===== DATA IN THIS EXERCISE
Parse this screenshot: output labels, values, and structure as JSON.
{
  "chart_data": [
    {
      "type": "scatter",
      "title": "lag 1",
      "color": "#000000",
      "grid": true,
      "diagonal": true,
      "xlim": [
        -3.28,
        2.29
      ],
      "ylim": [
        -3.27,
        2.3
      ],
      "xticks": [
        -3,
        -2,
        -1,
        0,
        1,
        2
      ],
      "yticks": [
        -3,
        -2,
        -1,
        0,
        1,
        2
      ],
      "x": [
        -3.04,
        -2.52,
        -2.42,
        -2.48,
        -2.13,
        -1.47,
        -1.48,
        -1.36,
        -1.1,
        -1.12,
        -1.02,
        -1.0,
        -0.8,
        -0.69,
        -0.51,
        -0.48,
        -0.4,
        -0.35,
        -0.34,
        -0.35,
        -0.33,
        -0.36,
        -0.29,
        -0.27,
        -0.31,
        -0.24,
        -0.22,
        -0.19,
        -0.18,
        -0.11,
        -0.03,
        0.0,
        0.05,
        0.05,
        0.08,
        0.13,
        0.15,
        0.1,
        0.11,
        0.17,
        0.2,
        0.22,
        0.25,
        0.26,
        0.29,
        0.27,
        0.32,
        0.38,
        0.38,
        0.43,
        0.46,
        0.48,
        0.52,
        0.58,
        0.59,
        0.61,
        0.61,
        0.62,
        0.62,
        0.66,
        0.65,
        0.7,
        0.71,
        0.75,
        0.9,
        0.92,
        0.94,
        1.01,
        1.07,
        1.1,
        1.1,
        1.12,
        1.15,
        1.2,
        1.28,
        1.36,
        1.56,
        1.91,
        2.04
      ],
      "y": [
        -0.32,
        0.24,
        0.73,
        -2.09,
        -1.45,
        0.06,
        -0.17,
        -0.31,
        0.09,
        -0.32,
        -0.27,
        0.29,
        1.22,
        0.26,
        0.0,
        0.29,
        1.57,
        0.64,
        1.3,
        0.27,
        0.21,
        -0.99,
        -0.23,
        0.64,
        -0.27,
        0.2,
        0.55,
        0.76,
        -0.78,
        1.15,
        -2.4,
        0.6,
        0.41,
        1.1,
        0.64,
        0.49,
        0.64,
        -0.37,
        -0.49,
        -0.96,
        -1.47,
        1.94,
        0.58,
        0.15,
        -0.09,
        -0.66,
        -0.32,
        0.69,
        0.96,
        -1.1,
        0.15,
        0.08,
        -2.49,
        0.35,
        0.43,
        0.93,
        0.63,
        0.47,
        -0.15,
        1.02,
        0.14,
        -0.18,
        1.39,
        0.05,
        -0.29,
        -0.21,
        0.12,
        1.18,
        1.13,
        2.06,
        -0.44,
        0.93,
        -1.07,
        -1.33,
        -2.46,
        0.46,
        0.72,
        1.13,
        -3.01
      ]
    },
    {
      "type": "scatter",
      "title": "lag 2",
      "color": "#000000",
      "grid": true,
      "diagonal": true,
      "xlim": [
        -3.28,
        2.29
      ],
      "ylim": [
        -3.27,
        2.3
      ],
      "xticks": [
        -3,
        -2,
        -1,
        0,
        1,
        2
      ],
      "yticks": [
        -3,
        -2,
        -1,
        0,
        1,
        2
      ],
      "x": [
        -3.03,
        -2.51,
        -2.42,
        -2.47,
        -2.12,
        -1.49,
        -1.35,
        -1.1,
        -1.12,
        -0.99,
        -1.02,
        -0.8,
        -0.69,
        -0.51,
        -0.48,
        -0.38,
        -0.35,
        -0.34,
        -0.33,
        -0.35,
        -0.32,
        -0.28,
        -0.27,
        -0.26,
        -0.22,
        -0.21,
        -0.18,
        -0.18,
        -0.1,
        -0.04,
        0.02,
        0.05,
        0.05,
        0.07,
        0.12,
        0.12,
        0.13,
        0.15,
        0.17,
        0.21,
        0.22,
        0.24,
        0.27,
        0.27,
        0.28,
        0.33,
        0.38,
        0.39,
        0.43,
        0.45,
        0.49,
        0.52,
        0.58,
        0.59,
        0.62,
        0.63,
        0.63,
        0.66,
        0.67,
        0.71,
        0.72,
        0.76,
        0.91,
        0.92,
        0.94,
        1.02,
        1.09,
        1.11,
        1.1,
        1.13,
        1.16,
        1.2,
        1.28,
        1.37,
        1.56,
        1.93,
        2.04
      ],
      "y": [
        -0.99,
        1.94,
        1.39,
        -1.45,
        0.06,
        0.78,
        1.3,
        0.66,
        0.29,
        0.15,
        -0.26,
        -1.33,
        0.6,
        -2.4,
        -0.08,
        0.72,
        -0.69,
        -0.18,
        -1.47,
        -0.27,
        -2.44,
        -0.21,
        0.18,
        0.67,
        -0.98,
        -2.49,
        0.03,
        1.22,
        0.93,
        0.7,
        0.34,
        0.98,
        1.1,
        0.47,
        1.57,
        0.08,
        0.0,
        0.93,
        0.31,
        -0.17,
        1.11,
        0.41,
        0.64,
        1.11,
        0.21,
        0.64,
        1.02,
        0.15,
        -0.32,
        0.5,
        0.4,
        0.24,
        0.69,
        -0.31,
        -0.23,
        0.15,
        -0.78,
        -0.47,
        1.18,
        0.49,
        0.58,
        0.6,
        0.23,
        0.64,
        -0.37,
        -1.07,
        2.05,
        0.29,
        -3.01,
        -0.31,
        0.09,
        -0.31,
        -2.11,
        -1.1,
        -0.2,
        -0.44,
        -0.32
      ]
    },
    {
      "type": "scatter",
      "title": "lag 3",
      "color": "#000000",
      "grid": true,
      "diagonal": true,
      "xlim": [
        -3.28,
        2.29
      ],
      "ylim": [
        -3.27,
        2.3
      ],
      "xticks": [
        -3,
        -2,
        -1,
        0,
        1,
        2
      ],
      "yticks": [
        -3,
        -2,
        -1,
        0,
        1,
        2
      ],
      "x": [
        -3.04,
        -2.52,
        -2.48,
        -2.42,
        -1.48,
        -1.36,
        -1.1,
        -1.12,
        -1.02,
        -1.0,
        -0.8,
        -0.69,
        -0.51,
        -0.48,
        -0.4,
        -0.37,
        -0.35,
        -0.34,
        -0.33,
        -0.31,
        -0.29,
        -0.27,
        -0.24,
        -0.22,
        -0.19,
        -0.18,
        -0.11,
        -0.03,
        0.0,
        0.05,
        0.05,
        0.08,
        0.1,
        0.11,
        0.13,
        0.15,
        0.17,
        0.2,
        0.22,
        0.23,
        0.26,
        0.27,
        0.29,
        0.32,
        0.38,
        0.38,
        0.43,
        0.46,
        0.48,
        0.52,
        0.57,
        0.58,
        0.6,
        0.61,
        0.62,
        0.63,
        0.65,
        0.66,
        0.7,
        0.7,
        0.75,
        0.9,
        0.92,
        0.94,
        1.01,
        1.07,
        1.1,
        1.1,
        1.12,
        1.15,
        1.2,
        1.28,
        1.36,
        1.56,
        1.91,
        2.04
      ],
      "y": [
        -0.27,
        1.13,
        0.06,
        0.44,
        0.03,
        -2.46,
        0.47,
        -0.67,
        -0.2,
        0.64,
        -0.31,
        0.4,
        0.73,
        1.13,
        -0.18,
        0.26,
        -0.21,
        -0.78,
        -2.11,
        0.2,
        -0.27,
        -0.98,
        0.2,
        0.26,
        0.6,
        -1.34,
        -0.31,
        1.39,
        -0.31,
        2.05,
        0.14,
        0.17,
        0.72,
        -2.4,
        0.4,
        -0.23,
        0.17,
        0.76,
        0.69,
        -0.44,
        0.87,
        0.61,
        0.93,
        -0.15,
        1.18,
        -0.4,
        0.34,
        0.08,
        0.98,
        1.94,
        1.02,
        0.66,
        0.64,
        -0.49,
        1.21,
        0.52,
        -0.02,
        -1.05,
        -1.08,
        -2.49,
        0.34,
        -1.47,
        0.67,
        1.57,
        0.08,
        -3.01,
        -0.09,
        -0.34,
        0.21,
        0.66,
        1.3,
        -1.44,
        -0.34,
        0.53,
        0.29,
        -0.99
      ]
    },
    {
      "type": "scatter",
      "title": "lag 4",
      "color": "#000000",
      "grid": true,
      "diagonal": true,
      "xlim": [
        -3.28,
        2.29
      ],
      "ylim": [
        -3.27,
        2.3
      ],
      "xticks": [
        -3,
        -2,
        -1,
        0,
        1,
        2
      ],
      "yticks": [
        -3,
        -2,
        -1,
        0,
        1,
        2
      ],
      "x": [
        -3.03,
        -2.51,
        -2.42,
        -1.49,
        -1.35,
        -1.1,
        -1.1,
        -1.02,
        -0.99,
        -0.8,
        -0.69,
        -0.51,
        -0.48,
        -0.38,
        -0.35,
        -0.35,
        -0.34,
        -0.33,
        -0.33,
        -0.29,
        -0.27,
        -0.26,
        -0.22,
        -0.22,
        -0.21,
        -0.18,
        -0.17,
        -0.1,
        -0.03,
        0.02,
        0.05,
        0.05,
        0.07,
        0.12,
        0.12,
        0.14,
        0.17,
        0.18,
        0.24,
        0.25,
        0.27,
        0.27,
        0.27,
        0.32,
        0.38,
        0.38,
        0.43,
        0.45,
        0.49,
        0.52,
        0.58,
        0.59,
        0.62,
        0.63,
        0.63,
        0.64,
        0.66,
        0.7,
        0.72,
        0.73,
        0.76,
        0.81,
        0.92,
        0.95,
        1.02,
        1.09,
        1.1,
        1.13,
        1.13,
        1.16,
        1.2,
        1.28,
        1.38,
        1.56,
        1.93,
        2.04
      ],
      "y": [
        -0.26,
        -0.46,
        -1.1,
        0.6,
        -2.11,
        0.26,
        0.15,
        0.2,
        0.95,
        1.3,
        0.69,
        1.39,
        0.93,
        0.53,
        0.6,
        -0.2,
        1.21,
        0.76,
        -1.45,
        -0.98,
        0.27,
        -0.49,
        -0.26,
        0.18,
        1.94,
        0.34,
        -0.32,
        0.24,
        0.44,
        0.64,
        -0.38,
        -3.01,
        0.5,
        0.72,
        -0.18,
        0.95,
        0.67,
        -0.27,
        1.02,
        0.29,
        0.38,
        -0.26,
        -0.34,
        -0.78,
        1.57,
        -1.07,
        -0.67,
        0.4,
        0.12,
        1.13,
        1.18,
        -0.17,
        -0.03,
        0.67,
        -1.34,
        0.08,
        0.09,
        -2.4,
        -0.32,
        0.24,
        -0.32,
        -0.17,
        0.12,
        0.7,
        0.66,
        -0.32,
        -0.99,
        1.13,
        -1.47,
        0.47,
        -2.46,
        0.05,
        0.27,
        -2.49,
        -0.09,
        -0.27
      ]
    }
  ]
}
==========
EXERCISE GOAL: Give only the number of lines in the entries above that contain the string "title".

SOLUTION FOR THIS PROBLEM: 4